▶ [Aim of the exercise]: Search the data below for the word "Architecture" and copy each line that holds it.

▶ [Items]:
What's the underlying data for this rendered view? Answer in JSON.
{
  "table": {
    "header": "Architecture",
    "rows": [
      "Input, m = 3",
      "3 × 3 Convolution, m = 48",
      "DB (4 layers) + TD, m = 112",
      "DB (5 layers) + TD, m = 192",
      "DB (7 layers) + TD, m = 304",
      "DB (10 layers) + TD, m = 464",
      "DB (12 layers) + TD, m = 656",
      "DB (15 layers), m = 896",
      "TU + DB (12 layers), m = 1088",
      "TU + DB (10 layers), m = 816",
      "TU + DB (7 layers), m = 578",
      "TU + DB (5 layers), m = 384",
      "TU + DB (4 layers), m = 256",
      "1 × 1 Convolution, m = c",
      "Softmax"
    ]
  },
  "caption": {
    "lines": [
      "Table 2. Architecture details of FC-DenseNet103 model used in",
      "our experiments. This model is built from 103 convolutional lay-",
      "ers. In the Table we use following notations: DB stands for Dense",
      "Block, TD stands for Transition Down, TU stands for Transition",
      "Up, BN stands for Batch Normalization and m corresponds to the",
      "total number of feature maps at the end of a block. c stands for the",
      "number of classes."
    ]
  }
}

▶ [Response for this exercise]:
    "header": "Architecture",
      "Table 2. Architecture details of FC-DenseNet103 model used in",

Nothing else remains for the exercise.